* Begin *

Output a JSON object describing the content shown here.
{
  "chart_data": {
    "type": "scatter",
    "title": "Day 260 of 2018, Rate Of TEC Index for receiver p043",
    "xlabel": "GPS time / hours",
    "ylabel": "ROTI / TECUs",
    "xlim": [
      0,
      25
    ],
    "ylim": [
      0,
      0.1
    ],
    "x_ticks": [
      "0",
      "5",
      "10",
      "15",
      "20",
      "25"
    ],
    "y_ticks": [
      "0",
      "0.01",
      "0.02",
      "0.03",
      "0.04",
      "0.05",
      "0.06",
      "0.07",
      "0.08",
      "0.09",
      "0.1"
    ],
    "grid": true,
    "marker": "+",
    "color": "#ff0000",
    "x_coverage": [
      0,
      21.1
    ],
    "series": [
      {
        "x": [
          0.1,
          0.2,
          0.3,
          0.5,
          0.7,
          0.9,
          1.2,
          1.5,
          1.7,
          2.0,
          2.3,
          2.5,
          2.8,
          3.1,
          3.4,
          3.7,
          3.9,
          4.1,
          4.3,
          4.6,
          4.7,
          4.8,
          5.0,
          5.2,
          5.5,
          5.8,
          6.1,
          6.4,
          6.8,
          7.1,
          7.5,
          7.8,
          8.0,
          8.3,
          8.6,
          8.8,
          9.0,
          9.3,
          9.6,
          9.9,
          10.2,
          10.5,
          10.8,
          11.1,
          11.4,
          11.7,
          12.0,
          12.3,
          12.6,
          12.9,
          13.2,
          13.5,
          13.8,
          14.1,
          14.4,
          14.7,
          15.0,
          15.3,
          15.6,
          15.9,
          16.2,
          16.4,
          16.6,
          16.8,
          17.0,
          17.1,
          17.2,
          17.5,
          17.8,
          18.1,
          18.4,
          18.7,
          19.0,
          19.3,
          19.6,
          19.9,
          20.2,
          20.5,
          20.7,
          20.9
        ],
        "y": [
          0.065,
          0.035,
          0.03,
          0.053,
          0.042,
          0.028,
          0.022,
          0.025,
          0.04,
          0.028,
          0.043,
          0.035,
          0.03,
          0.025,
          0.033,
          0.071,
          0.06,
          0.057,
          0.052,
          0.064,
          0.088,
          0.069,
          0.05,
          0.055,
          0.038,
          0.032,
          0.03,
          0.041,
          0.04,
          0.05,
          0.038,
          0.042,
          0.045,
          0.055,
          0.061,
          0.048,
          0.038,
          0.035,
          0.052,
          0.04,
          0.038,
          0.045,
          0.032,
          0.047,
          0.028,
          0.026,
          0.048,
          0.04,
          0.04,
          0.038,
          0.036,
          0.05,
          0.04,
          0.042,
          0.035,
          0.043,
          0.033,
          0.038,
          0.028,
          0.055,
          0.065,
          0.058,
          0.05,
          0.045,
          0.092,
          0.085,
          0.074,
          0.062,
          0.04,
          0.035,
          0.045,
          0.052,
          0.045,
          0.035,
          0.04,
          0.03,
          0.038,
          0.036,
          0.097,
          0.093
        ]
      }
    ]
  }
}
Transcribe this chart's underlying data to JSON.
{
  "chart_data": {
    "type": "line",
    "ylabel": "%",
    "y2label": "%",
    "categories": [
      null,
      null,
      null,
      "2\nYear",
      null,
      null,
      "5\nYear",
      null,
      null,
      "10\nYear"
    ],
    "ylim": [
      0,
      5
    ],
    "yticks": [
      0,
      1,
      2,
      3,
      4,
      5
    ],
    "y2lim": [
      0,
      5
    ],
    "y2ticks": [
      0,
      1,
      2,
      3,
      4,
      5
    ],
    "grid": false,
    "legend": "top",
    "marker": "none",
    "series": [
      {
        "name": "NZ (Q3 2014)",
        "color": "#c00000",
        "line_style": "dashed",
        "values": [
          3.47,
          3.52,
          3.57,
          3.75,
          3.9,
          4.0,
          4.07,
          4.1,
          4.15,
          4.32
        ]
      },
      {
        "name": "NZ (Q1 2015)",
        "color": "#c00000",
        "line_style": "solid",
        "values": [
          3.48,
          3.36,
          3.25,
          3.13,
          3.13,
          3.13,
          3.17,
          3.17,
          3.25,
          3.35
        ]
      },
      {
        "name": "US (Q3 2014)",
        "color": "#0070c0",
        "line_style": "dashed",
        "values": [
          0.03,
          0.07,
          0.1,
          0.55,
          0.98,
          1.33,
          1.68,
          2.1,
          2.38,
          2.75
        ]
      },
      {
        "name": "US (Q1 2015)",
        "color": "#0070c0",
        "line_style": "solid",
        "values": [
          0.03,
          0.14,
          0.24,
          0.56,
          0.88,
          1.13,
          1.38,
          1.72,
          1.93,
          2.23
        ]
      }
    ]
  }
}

* End *

THE TASK:
Write out every record, exactly as written.

ANSWER BELOW:
Output a JSON object describing the content shown here.
{
  "chart_data": {
    "type": "scatter",
    "title": "Day 260 of 2018, Rate Of TEC Index for receiver p043",
    "xlabel": "GPS time / hours",
    "ylabel": "ROTI / TECUs",
    "xlim": [
      0,
      25
    ],
    "ylim": [
      0,
      0.1
    ],
    "x_ticks": [
      "0",
      "5",
      "10",
      "15",
      "20",
      "25"
    ],
    "y_ticks": [
      "0",
      "0.01",
      "0.02",
      "0.03",
      "0.04",
      "0.05",
      "0.06",
      "0.07",
      "0.08",
      "0.09",
      "0.1"
    ],
    "grid": true,
    "marker": "+",
    "color": "#ff0000",
    "x_coverage": [
      0,
      21.1
    ],
    "series": [
      {
        "x": [
          0.1,
          0.2,
          0.3,
          0.5,
          0.7,
          0.9,
          1.2,
          1.5,
          1.7,
          2.0,
          2.3,
          2.5,
          2.8,
          3.1,
          3.4,
          3.7,
          3.9,
          4.1,
          4.3,
          4.6,
          4.7,
          4.8,
          5.0,
          5.2,
          5.5,
          5.8,
          6.1,
          6.4,
          6.8,
          7.1,
          7.5,
          7.8,
          8.0,
          8.3,
          8.6,
          8.8,
          9.0,
          9.3,
          9.6,
          9.9,
          10.2,
          10.5,
          10.8,
          11.1,
          11.4,
          11.7,
          12.0,
          12.3,
          12.6,
          12.9,
          13.2,
          13.5,
          13.8,
          14.1,
          14.4,
          14.7,
          15.0,
          15.3,
          15.6,
          15.9,
          16.2,
          16.4,
          16.6,
          16.8,
          17.0,
          17.1,
          17.2,
          17.5,
          17.8,
          18.1,
          18.4,
          18.7,
          19.0,
          19.3,
          19.6,
          19.9,
          20.2,
          20.5,
          20.7,
          20.9
        ],
        "y": [
          0.065,
          0.035,
          0.03,
          0.053,
          0.042,
          0.028,
          0.022,
          0.025,
          0.04,
          0.028,
          0.043,
          0.035,
          0.03,
          0.025,
          0.033,
          0.071,
          0.06,
          0.057,
          0.052,
          0.064,
          0.088,
          0.069,
          0.05,
          0.055,
          0.038,
          0.032,
          0.03,
          0.041,
          0.04,
          0.05,
          0.038,
          0.042,
          0.045,
          0.055,
          0.061,
          0.048,
          0.038,
          0.035,
          0.052,
          0.04,
          0.038,
          0.045,
          0.032,
          0.047,
          0.028,
          0.026,
          0.048,
          0.04,
          0.04,
          0.038,
          0.036,
          0.05,
          0.04,
          0.042,
          0.035,
          0.043,
          0.033,
          0.038,
          0.028,
          0.055,
          0.065,
          0.058,
          0.05,
          0.045,
          0.092,
          0.085,
          0.074,
          0.062,
          0.04,
          0.035,
          0.045,
          0.052,
          0.045,
          0.035,
          0.04,
          0.03,
          0.038,
          0.036,
          0.097,
          0.093
        ]
      }
    ]
  }
}
Transcribe this chart's underlying data to JSON.
{
  "chart_data": {
    "type": "line",
    "ylabel": "%",
    "y2label": "%",
    "categories": [
      null,
      null,
      null,
      "2\nYear",
      null,
      null,
      "5\nYear",
      null,
      null,
      "10\nYear"
    ],
    "ylim": [
      0,
      5
    ],
    "yticks": [
      0,
      1,
      2,
      3,
      4,
      5
    ],
    "y2lim": [
      0,
      5
    ],
    "y2ticks": [
      0,
      1,
      2,
      3,
      4,
      5
    ],
    "grid": false,
    "legend": "top",
    "marker": "none",
    "series": [
      {
        "name": "NZ (Q3 2014)",
        "color": "#c00000",
        "line_style": "dashed",
        "values": [
          3.47,
          3.52,
          3.57,
          3.75,
          3.9,
          4.0,
          4.07,
          4.1,
          4.15,
          4.32
        ]
      },
      {
        "name": "NZ (Q1 2015)",
        "color": "#c00000",
        "line_style": "solid",
        "values": [
          3.48,
          3.36,
          3.25,
          3.13,
          3.13,
          3.13,
          3.17,
          3.17,
          3.25,
          3.35
        ]
      },
      {
        "name": "US (Q3 2014)",
        "color": "#0070c0",
        "line_style": "dashed",
        "values": [
          0.03,
          0.07,
          0.1,
          0.55,
          0.98,
          1.33,
          1.68,
          2.1,
          2.38,
          2.75
        ]
      },
      {
        "name": "US (Q1 2015)",
        "color": "#0070c0",
        "line_style": "solid",
        "values": [
          0.03,
          0.14,
          0.24,
          0.56,
          0.88,
          1.13,
          1.38,
          1.72,
          1.93,
          2.23
        ]
      }
    ]
  }
}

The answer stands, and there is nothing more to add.